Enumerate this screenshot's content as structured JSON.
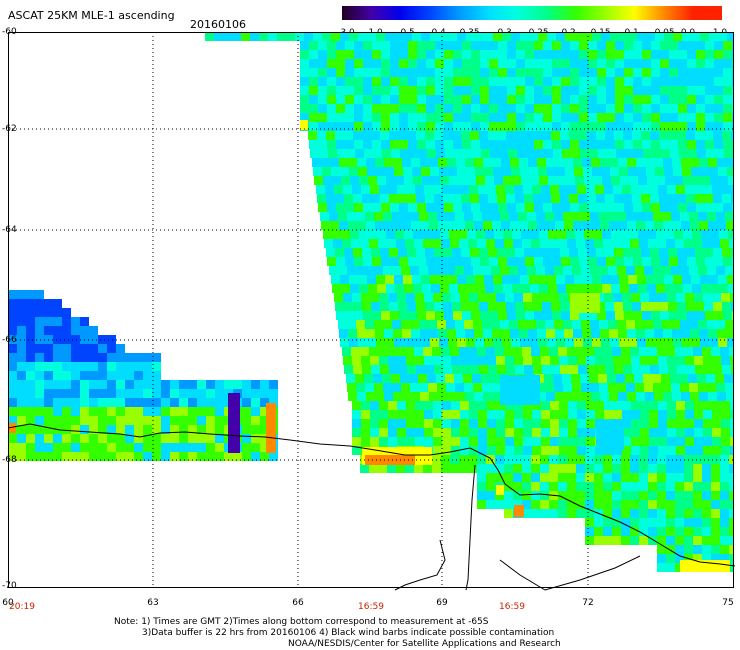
{
  "header": {
    "title": "ASCAT 25KM MLE-1 ascending",
    "date": "20160106"
  },
  "colorbar": {
    "labels": [
      "-3.0",
      "-1.0",
      "-0.5",
      "-0.4",
      "-0.35",
      "-0.3",
      "-0.25",
      "-0.2",
      "-0.15",
      "-0.1",
      "-0.05",
      "0.0",
      "1.0"
    ],
    "colors": [
      "#220022",
      "#4400aa",
      "#0000ee",
      "#0044ff",
      "#0099ff",
      "#00ddff",
      "#00ffdd",
      "#00ff88",
      "#33ff00",
      "#99ff00",
      "#ffff00",
      "#ff8800",
      "#ff2200"
    ]
  },
  "axes": {
    "y_labels": [
      "-60",
      "-62",
      "-64",
      "-66",
      "-68",
      "-70"
    ],
    "x_labels": [
      "60",
      "63",
      "66",
      "69",
      "72",
      "75"
    ],
    "time_labels": [
      "20:19",
      "16:59",
      "16:59"
    ]
  },
  "footer": {
    "line1": "Note: 1) Times are GMT 2)Times along bottom correspond to measurement at -65S",
    "line2": "3)Data buffer is 22 hrs from 20160106 4) Black wind barbs indicate possible contamination",
    "line3": "NOAA/NESDIS/Center for Satellite Applications and Research"
  }
}
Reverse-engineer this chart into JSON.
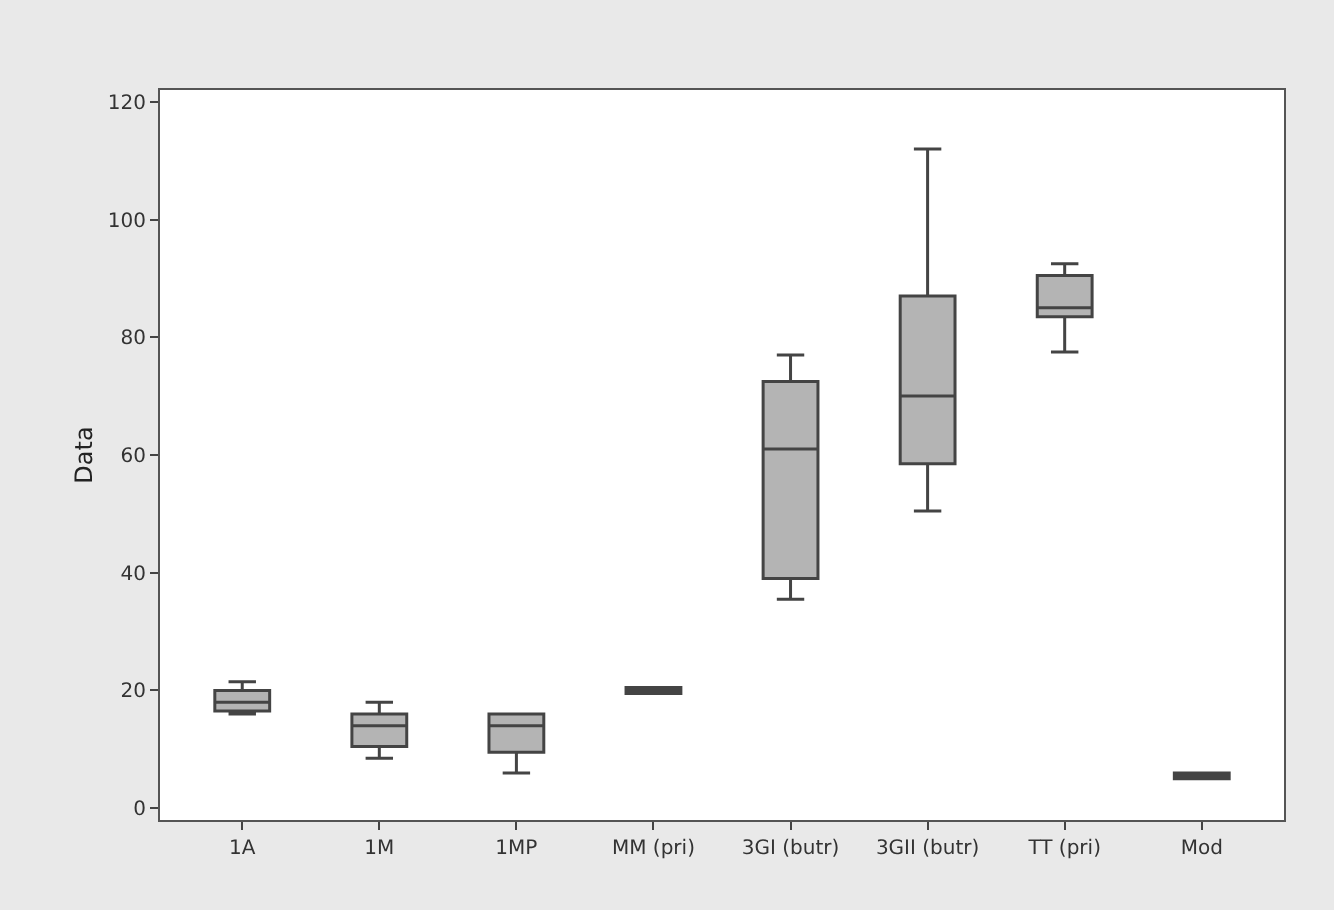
{
  "chart_data": {
    "type": "box",
    "ylabel": "Data",
    "categories": [
      "1A",
      "1M",
      "1MP",
      "MM (pri)",
      "3GI (butr)",
      "3GII (butr)",
      "TT (pri)",
      "Mod"
    ],
    "series": [
      {
        "color": "#b4b4b4",
        "boxes": [
          {
            "low": 16,
            "q1": 16.5,
            "median": 18,
            "q3": 20,
            "high": 21.5
          },
          {
            "low": 8.5,
            "q1": 10.5,
            "median": 14,
            "q3": 16,
            "high": 18
          },
          {
            "low": 6,
            "q1": 9.5,
            "median": 14,
            "q3": 16,
            "high": 16
          },
          {
            "low": 19.5,
            "q1": 19.5,
            "median": 20,
            "q3": 20.5,
            "high": 20.5
          },
          {
            "low": 35.5,
            "q1": 39,
            "median": 61,
            "q3": 72.5,
            "high": 77
          },
          {
            "low": 50.5,
            "q1": 58.5,
            "median": 70,
            "q3": 87,
            "high": 112
          },
          {
            "low": 77.5,
            "q1": 83.5,
            "median": 85,
            "q3": 90.5,
            "high": 92.5
          },
          {
            "low": 5,
            "q1": 5,
            "median": 5.5,
            "q3": 6,
            "high": 6
          }
        ]
      }
    ],
    "ylim": [
      -2,
      122
    ],
    "yticks": [
      0,
      20,
      40,
      60,
      80,
      100,
      120
    ],
    "grid": false
  }
}
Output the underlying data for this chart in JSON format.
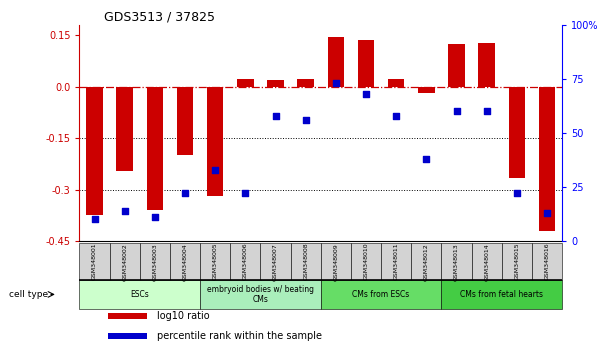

········

Job -> Scan the records for the string "high". Copy each line in which it appears.

Written reply ->
            "high": 21.5
            "high": 18
            "high": 16
            "high": 20.5
            "high": 77
            "high": 112
            "high": 92.5
            "high": 6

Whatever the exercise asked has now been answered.